» **Supplied records**:
Begin

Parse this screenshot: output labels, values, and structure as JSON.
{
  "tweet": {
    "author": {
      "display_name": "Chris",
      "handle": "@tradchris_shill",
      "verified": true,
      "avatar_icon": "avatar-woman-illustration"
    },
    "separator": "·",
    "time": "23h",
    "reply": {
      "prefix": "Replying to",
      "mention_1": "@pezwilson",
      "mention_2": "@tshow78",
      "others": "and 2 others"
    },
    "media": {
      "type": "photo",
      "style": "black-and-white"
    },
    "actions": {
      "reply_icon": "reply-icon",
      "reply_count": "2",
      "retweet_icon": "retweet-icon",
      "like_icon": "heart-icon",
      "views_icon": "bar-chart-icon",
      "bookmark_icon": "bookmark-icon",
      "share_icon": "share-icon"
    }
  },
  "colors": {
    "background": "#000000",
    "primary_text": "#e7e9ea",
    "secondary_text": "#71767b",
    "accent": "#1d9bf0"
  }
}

End

» **Task to carry out**: Copy out the whole listing, exactly as written.

» **Output of the task**:
Parse this screenshot: output labels, values, and structure as JSON.
{
  "tweet": {
    "author": {
      "display_name": "Chris",
      "handle": "@tradchris_shill",
      "verified": true,
      "avatar_icon": "avatar-woman-illustration"
    },
    "separator": "·",
    "time": "23h",
    "reply": {
      "prefix": "Replying to",
      "mention_1": "@pezwilson",
      "mention_2": "@tshow78",
      "others": "and 2 others"
    },
    "media": {
      "type": "photo",
      "style": "black-and-white"
    },
    "actions": {
      "reply_icon": "reply-icon",
      "reply_count": "2",
      "retweet_icon": "retweet-icon",
      "like_icon": "heart-icon",
      "views_icon": "bar-chart-icon",
      "bookmark_icon": "bookmark-icon",
      "share_icon": "share-icon"
    }
  },
  "colors": {
    "background": "#000000",
    "primary_text": "#e7e9ea",
    "secondary_text": "#71767b",
    "accent": "#1d9bf0"
  }
}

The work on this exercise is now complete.